Work to be completed =
Restate the data word for word and leave the images out.

Stored data entries:
· · · ·
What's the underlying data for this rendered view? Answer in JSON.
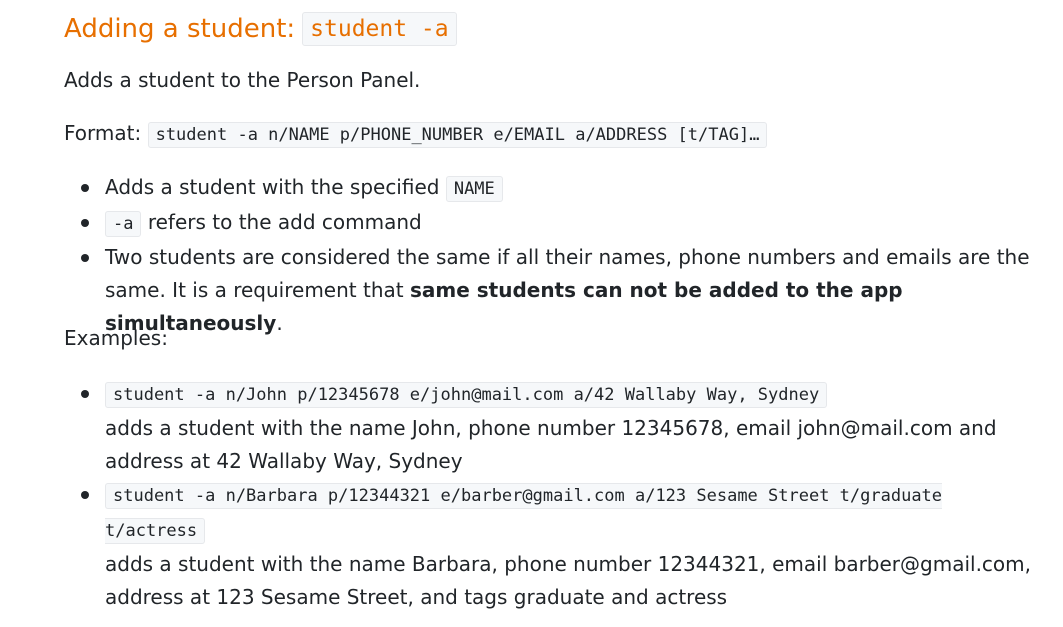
{
  "heading": {
    "text": "Adding a student:",
    "command": "student -a"
  },
  "description": "Adds a student to the Person Panel.",
  "format": {
    "label": "Format:",
    "code": "student -a n/NAME p/PHONE_NUMBER e/EMAIL a/ADDRESS [t/TAG]…"
  },
  "notes": [
    {
      "before": "Adds a student with the specified",
      "code": "NAME"
    },
    {
      "code": "-a",
      "after": "refers to the add command"
    },
    {
      "text": "Two students are considered the same if all their names, phone numbers and emails are the same. It is a requirement that",
      "bold": "same students can not be added to the app simultaneously",
      "end": "."
    }
  ],
  "examples_label": "Examples:",
  "examples": [
    {
      "code": "student -a n/John p/12345678 e/john@mail.com a/42 Wallaby Way, Sydney",
      "description": "adds a student with the name John, phone number 12345678, email john@mail.com and address at 42 Wallaby Way, Sydney"
    },
    {
      "code": "student -a n/Barbara p/12344321 e/barber@gmail.com a/123 Sesame Street t/graduate t/actress",
      "description": "adds a student with the name Barbara, phone number 12344321, email barber@gmail.com, address at 123 Sesame Street, and tags graduate and actress"
    }
  ]
}
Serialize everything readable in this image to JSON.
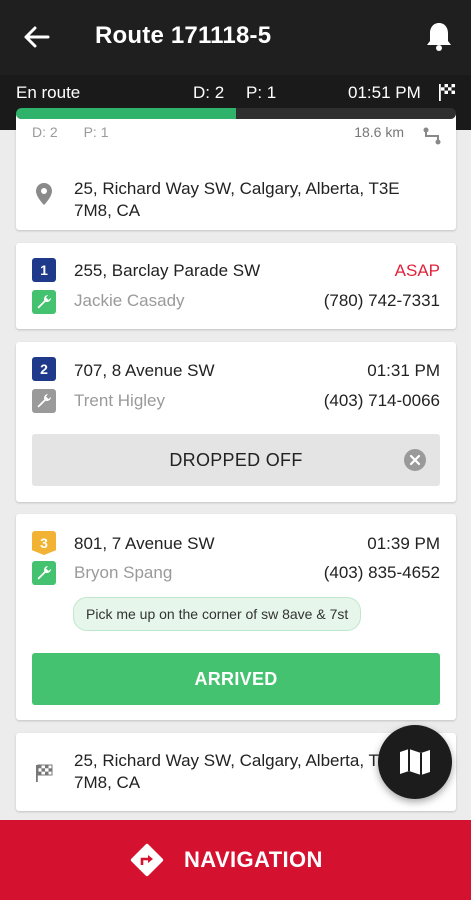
{
  "header": {
    "title": "Route 171118-5"
  },
  "status": {
    "state": "En route",
    "deliveries": "D: 2",
    "pickups": "P: 1",
    "time": "01:51 PM",
    "progress": 0.5
  },
  "start_card": {
    "deliveries": "D: 2",
    "pickups": "P: 1",
    "distance": "18.6 km",
    "address": "25, Richard Way SW, Calgary, Alberta, T3E 7M8, CA"
  },
  "stops": [
    {
      "number": "1",
      "number_color": "#1f3a8a",
      "tool_color": "#45c270",
      "street": "255, Barclay Parade SW",
      "time": "ASAP",
      "time_color": "#e0233c",
      "person": "Jackie Casady",
      "phone": "(780) 742-7331"
    },
    {
      "number": "2",
      "number_color": "#1f3a8a",
      "tool_color": "#9a9a9a",
      "street": "707, 8 Avenue SW",
      "time": "01:31 PM",
      "person": "Trent Higley",
      "phone": "(403) 714-0066",
      "action": "DROPPED OFF"
    },
    {
      "number": "3",
      "number_color": "#f2b233",
      "tool_color": "#45c270",
      "street": "801, 7 Avenue SW",
      "time": "01:39 PM",
      "person": "Bryon Spang",
      "phone": "(403) 835-4652",
      "note": "Pick me up on the corner of sw 8ave & 7st",
      "action": "ARRIVED"
    }
  ],
  "end_card": {
    "address": "25, Richard Way SW, Calgary, Alberta, T3E 7M8, CA"
  },
  "bottom": {
    "navigation_label": "NAVIGATION"
  },
  "colors": {
    "accent_green": "#45c270",
    "navigation_red": "#d4112e",
    "appbar": "#1f1f1f"
  }
}
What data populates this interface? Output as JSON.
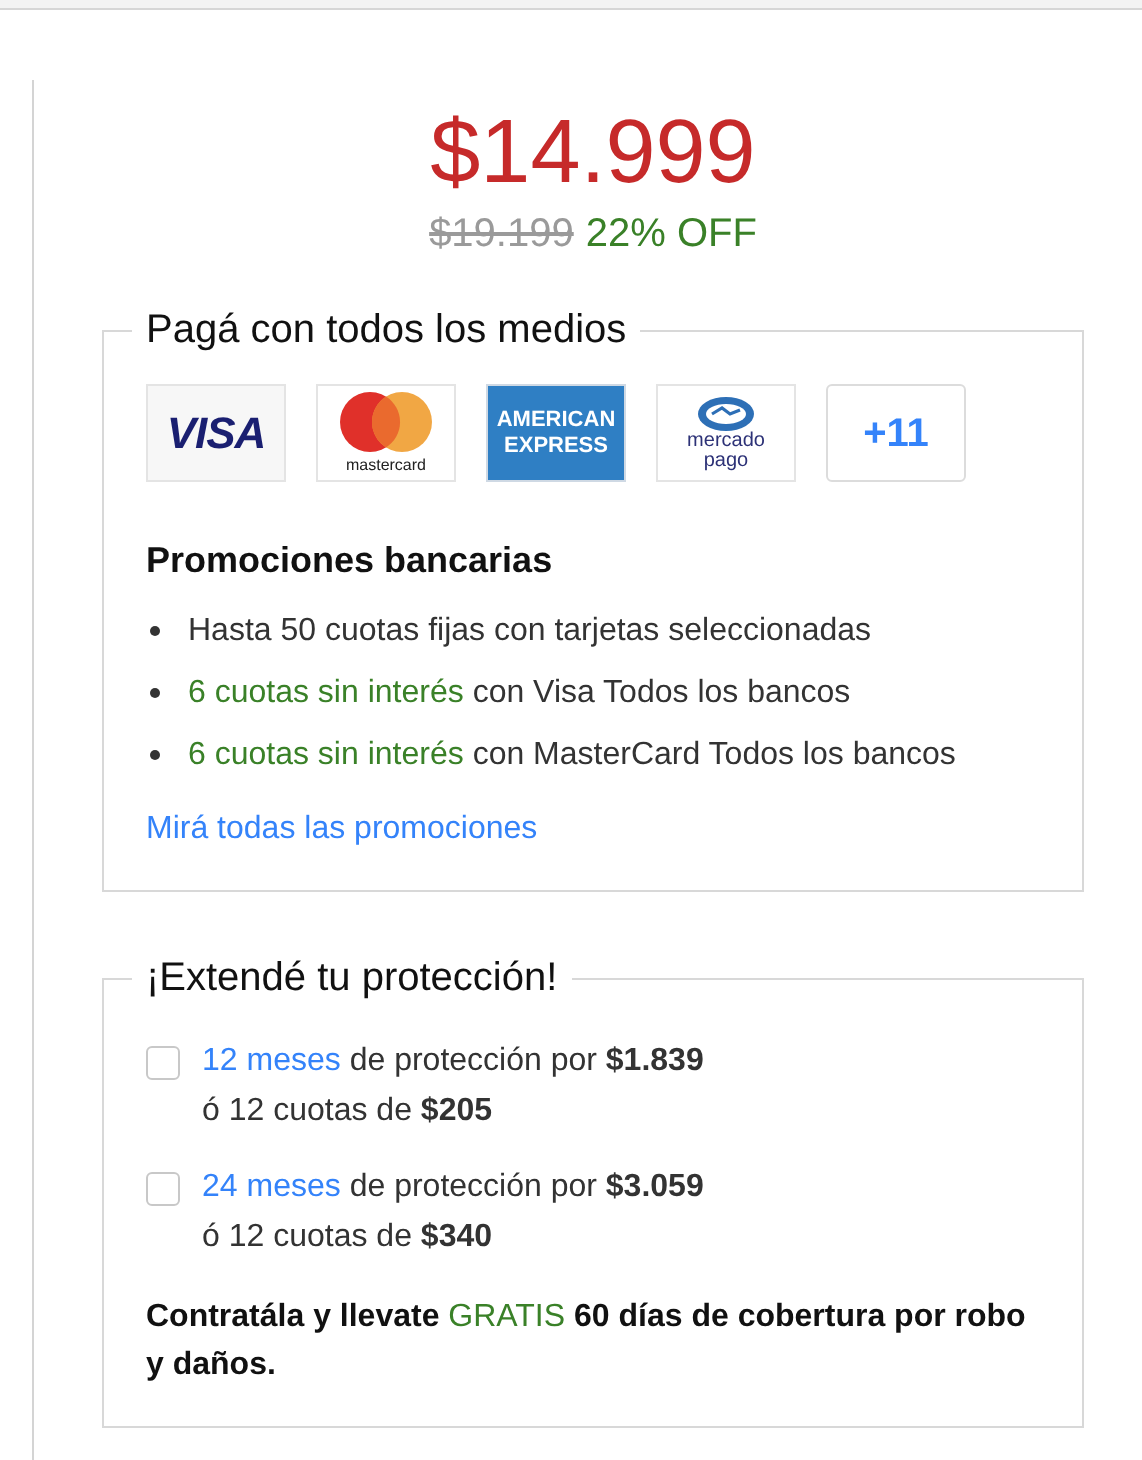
{
  "price": {
    "current": "$14.999",
    "original": "$19.199",
    "discount": "22% OFF"
  },
  "payments": {
    "title": "Pagá con todos los medios",
    "methods": [
      {
        "kind": "visa",
        "label": "VISA"
      },
      {
        "kind": "mastercard",
        "label": "mastercard"
      },
      {
        "kind": "amex",
        "label": "AMERICAN EXPRESS"
      },
      {
        "kind": "mercadopago",
        "label": "mercado pago"
      },
      {
        "kind": "more",
        "label": "+11"
      }
    ],
    "promotions_title": "Promociones bancarias",
    "promotions": [
      {
        "text": "Hasta 50 cuotas fijas con tarjetas seleccionadas"
      },
      {
        "highlight": "6 cuotas sin interés",
        "text": "con Visa Todos los bancos"
      },
      {
        "highlight": "6 cuotas sin interés",
        "text": "con MasterCard Todos los bancos"
      }
    ],
    "link": "Mirá todas las promociones"
  },
  "protection": {
    "title": "¡Extendé tu protección!",
    "options": [
      {
        "checked": false,
        "term": "12 meses",
        "text": "de protección por **$1.839**",
        "installments": "ó 12 cuotas de **$205**"
      },
      {
        "checked": false,
        "term": "24 meses",
        "text": "de protección por **$3.059**",
        "installments": "ó 12 cuotas de **$340**"
      }
    ],
    "note": {
      "before": "Contratála y llevate",
      "highlight": "GRATIS",
      "after": "60 días de cobertura por robo y daños."
    }
  }
}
· · · ·
Task output =
What's the underlying data for this rendered view? Answer in JSON.
{
  "heading": {
    "text": "Adding a student:",
    "command": "student -a"
  },
  "description": "Adds a student to the Person Panel.",
  "format": {
    "label": "Format:",
    "code": "student -a n/NAME p/PHONE_NUMBER e/EMAIL a/ADDRESS [t/TAG]…"
  },
  "notes": [
    {
      "before": "Adds a student with the specified",
      "code": "NAME"
    },
    {
      "code": "-a",
      "after": "refers to the add command"
    },
    {
      "text": "Two students are considered the same if all their names, phone numbers and emails are the same. It is a requirement that",
      "bold": "same students can not be added to the app simultaneously",
      "end": "."
    }
  ],
  "examples_label": "Examples:",
  "examples": [
    {
      "code": "student -a n/John p/12345678 e/john@mail.com a/42 Wallaby Way, Sydney",
      "description": "adds a student with the name John, phone number 12345678, email john@mail.com and address at 42 Wallaby Way, Sydney"
    },
    {
      "code": "student -a n/Barbara p/12344321 e/barber@gmail.com a/123 Sesame Street t/graduate t/actress",
      "description": "adds a student with the name Barbara, phone number 12344321, email barber@gmail.com, address at 123 Sesame Street, and tags graduate and actress"
    }
  ]
}
Serialize everything readable in this image to JSON.
{
  "header": {
    "title": "Route 171118-5"
  },
  "status": {
    "state": "En route",
    "deliveries": "D: 2",
    "pickups": "P: 1",
    "time": "01:51 PM",
    "progress": 0.5
  },
  "start_card": {
    "deliveries": "D: 2",
    "pickups": "P: 1",
    "distance": "18.6 km",
    "address": "25, Richard Way SW, Calgary, Alberta, T3E 7M8, CA"
  },
  "stops": [
    {
      "number": "1",
      "number_color": "#1f3a8a",
      "tool_color": "#45c270",
      "street": "255, Barclay Parade SW",
      "time": "ASAP",
      "time_color": "#e0233c",
      "person": "Jackie Casady",
      "phone": "(780) 742-7331"
    },
    {
      "number": "2",
      "number_color": "#1f3a8a",
      "tool_color": "#9a9a9a",
      "street": "707, 8 Avenue SW",
      "time": "01:31 PM",
      "person": "Trent Higley",
      "phone": "(403) 714-0066",
      "action": "DROPPED OFF"
    },
    {
      "number": "3",
      "number_color": "#f2b233",
      "tool_color": "#45c270",
      "street": "801, 7 Avenue SW",
      "time": "01:39 PM",
      "person": "Bryon Spang",
      "phone": "(403) 835-4652",
      "note": "Pick me up on the corner of sw 8ave & 7st",
      "action": "ARRIVED"
    }
  ],
  "end_card": {
    "address": "25, Richard Way SW, Calgary, Alberta, T3E 7M8, CA"
  },
  "bottom": {
    "navigation_label": "NAVIGATION"
  },
  "colors": {
    "accent_green": "#45c270",
    "navigation_red": "#d4112e",
    "appbar": "#1f1f1f"
  }
}
What data populates this interface? Output as JSON.
{
  "price": {
    "current": "$14.999",
    "original": "$19.199",
    "discount": "22% OFF"
  },
  "payments": {
    "title": "Pagá con todos los medios",
    "methods": [
      {
        "kind": "visa",
        "label": "VISA"
      },
      {
        "kind": "mastercard",
        "label": "mastercard"
      },
      {
        "kind": "amex",
        "label": "AMERICAN EXPRESS"
      },
      {
        "kind": "mercadopago",
        "label": "mercado pago"
      },
      {
        "kind": "more",
        "label": "+11"
      }
    ],
    "promotions_title": "Promociones bancarias",
    "promotions": [
      {
        "text": "Hasta 50 cuotas fijas con tarjetas seleccionadas"
      },
      {
        "highlight": "6 cuotas sin interés",
        "text": "con Visa Todos los bancos"
      },
      {
        "highlight": "6 cuotas sin interés",
        "text": "con MasterCard Todos los bancos"
      }
    ],
    "link": "Mirá todas las promociones"
  },
  "protection": {
    "title": "¡Extendé tu protección!",
    "options": [
      {
        "checked": false,
        "term": "12 meses",
        "text": "de protección por **$1.839**",
        "installments": "ó 12 cuotas de **$205**"
      },
      {
        "checked": false,
        "term": "24 meses",
        "text": "de protección por **$3.059**",
        "installments": "ó 12 cuotas de **$340**"
      }
    ],
    "note": {
      "before": "Contratála y llevate",
      "highlight": "GRATIS",
      "after": "60 días de cobertura por robo y daños."
    }
  }
}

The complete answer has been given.